### TASK DIRECTIONS
Note how many lines hold the string "stats" and give that number without any other words.

Data items:
>> Start

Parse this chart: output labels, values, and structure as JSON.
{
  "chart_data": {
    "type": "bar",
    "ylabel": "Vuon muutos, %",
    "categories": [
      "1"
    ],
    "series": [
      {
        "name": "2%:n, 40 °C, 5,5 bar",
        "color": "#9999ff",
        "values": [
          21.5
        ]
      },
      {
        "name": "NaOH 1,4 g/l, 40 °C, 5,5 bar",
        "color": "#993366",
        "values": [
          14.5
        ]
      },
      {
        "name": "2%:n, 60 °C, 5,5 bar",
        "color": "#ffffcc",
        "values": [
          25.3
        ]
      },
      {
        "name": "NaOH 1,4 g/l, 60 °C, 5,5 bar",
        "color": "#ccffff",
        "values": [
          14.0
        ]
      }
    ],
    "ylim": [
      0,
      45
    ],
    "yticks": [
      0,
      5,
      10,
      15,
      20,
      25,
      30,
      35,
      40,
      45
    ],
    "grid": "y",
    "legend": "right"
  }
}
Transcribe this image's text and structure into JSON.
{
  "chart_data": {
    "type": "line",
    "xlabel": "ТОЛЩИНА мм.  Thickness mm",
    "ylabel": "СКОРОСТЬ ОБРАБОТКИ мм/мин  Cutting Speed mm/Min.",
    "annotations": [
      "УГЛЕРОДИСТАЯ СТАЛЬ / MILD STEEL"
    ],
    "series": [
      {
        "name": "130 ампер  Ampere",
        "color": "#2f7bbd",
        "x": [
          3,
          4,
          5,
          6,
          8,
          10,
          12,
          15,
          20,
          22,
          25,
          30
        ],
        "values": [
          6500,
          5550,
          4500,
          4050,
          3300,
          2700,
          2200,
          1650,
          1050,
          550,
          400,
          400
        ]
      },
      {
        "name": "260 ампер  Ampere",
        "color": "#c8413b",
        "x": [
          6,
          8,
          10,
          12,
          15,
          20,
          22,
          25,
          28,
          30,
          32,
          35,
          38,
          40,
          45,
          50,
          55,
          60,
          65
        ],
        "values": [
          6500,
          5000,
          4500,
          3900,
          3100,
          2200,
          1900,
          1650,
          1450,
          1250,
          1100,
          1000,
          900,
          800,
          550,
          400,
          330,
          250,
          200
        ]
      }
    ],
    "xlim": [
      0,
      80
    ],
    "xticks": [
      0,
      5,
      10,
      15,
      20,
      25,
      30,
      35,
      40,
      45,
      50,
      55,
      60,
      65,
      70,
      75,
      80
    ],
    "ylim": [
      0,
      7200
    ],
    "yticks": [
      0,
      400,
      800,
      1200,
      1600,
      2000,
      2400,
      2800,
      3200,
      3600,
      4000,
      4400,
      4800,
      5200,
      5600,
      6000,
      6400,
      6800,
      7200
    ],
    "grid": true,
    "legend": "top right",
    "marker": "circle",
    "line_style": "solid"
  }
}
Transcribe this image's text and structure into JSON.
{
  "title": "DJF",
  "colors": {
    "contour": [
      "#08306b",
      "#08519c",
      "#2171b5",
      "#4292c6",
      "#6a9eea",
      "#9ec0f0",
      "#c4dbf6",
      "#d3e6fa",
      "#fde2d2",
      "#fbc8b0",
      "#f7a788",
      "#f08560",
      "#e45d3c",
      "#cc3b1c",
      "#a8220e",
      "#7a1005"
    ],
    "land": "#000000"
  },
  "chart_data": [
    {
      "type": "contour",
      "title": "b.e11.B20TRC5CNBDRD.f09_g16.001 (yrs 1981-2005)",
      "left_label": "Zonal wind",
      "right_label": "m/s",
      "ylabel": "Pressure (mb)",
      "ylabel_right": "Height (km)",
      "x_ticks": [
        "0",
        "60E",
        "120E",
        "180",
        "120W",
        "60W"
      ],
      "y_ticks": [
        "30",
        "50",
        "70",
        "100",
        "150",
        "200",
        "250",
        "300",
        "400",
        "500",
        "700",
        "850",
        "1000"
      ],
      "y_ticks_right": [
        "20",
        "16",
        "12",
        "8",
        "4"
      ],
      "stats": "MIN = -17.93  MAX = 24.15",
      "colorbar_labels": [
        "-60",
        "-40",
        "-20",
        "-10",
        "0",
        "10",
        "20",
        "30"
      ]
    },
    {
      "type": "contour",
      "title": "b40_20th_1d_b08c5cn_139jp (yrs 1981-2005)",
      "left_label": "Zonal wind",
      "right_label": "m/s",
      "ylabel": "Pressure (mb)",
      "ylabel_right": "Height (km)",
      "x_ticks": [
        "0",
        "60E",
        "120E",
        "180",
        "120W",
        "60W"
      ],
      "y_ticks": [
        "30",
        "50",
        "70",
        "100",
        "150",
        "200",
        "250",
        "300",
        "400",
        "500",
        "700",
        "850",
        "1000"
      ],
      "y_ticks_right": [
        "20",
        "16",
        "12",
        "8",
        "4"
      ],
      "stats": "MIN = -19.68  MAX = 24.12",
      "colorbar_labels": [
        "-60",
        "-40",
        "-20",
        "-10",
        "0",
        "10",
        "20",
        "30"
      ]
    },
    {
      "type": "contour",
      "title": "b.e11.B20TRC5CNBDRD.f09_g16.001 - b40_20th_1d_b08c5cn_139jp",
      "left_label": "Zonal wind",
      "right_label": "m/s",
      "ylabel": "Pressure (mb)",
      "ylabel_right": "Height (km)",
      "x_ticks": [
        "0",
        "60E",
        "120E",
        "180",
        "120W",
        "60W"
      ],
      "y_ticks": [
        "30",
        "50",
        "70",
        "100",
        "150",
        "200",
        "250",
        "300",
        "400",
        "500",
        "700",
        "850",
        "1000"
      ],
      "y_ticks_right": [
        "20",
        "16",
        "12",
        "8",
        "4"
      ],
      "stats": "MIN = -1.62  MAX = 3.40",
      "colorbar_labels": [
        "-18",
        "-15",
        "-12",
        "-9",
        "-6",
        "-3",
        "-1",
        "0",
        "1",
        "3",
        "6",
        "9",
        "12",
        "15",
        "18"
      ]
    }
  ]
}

>> End

### SOLUTION TO THIS TASK
3